Given instruction -> Find the lines of data that contain the string "symptomatologie", then list them.

Entries taken from a collection
::::::::

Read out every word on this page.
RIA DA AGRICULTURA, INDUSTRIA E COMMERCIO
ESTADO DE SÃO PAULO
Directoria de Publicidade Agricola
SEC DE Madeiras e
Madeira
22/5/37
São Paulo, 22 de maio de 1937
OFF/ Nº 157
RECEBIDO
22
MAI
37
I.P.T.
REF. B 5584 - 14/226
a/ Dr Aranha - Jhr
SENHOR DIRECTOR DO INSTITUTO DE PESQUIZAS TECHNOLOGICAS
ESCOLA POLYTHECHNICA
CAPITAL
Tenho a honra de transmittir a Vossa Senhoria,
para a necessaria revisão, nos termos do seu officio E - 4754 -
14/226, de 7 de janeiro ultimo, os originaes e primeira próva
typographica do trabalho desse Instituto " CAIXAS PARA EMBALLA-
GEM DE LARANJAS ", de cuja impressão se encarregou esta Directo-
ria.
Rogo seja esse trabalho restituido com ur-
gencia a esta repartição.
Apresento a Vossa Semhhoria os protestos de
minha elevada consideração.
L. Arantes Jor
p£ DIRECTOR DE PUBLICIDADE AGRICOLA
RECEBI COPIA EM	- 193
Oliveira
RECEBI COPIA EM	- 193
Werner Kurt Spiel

::::::::

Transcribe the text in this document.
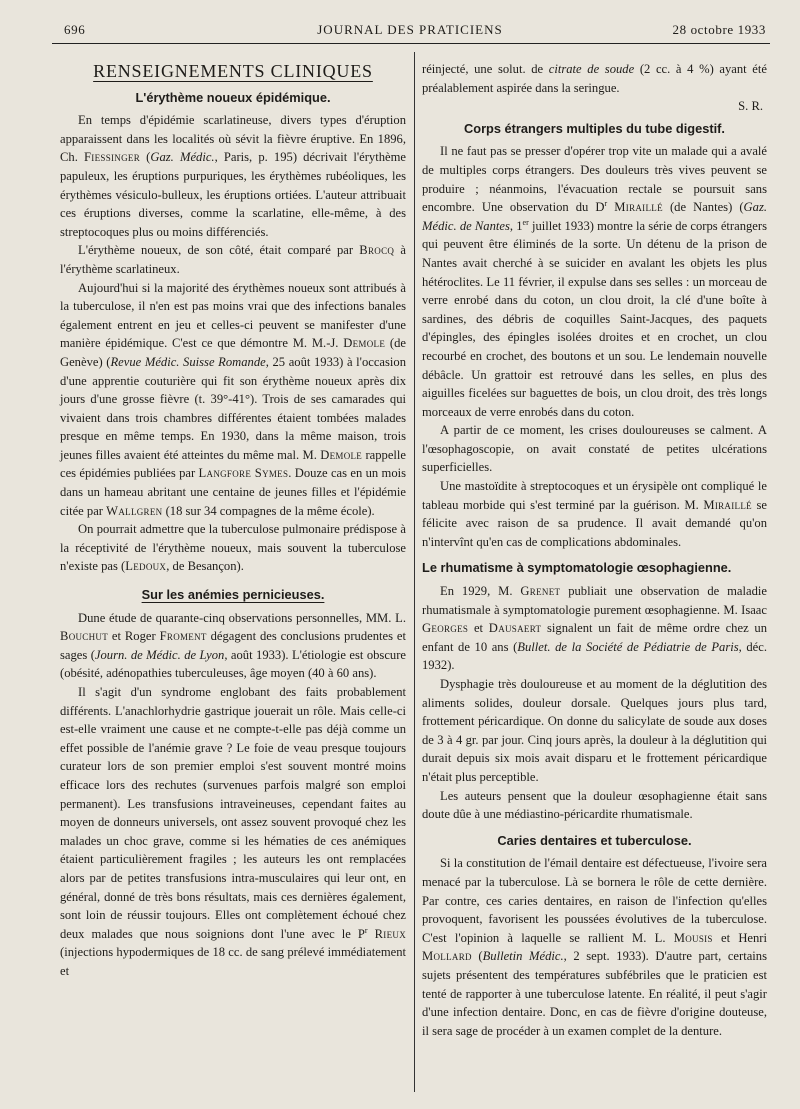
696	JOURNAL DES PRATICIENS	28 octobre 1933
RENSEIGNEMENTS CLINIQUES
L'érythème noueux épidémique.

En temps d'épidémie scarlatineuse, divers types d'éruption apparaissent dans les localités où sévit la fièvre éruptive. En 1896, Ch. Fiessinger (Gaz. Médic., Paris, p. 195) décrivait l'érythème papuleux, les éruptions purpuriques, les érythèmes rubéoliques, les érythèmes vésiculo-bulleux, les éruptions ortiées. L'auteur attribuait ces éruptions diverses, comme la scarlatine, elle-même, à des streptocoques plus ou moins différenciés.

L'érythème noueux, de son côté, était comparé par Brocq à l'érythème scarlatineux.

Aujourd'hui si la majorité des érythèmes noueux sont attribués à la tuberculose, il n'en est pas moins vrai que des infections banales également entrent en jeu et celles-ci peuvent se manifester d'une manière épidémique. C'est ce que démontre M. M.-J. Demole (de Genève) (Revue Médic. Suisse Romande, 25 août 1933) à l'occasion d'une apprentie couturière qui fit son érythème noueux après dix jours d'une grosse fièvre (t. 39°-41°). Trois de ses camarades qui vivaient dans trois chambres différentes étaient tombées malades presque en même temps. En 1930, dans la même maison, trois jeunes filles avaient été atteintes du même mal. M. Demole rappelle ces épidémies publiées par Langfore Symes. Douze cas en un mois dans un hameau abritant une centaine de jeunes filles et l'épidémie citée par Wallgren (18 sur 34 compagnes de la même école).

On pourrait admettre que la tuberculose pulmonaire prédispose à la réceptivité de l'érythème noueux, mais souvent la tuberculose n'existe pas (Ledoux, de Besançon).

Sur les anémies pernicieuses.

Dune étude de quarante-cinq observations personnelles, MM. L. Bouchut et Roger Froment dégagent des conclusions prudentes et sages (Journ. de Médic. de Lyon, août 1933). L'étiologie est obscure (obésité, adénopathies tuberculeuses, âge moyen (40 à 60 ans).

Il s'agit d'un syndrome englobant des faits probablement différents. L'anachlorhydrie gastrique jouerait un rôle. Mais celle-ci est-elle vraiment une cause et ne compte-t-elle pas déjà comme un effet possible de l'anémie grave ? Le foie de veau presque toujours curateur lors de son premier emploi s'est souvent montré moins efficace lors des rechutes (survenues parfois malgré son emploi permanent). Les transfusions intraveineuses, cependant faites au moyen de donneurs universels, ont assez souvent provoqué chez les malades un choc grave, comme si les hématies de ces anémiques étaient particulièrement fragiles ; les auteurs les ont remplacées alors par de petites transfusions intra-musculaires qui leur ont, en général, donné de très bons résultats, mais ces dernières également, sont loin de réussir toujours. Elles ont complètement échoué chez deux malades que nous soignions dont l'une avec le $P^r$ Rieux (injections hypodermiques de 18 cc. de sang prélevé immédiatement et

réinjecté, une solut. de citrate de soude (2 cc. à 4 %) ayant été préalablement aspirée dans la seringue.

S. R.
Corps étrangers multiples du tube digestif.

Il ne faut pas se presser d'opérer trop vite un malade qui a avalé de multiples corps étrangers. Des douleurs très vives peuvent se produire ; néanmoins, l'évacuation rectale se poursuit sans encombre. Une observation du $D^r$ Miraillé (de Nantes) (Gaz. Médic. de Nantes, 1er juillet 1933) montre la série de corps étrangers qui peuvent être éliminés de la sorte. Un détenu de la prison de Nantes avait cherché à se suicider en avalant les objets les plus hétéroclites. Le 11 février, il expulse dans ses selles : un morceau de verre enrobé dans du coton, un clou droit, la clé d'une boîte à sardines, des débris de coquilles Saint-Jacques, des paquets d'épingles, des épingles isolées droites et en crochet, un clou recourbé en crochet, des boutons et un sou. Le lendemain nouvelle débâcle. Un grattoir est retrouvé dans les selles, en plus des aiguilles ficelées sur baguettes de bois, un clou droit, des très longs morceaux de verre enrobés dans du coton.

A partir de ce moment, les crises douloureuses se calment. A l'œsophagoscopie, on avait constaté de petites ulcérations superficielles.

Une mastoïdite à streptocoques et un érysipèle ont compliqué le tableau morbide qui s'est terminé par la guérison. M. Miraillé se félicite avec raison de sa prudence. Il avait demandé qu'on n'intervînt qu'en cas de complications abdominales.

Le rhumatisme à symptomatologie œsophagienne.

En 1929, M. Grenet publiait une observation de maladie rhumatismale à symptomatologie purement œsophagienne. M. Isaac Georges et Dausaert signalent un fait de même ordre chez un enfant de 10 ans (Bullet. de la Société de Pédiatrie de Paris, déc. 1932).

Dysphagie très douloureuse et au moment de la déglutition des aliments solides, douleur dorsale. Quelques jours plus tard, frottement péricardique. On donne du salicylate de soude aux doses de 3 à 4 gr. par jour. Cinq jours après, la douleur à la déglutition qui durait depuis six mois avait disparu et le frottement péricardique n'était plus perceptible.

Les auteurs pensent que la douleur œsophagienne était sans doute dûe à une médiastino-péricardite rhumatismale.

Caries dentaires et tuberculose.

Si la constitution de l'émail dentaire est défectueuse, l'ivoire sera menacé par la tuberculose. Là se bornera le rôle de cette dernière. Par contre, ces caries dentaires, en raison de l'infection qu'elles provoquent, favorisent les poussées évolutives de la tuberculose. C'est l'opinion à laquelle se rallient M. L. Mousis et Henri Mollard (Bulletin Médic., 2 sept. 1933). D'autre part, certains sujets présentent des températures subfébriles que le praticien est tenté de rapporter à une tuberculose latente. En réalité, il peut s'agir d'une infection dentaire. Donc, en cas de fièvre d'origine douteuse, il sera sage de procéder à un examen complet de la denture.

::::::::

Output below ->
Le rhumatisme à symptomatologie œsophagienne.
En 1929, M. Grenet publiait une observation de maladie rhumatismale à symptomatologie purement œsophagienne. M. Isaac Georges et Dausaert signalent un fait de même ordre chez un enfant de 10 ans (Bullet. de la Société de Pédiatrie de Paris, déc. 1932).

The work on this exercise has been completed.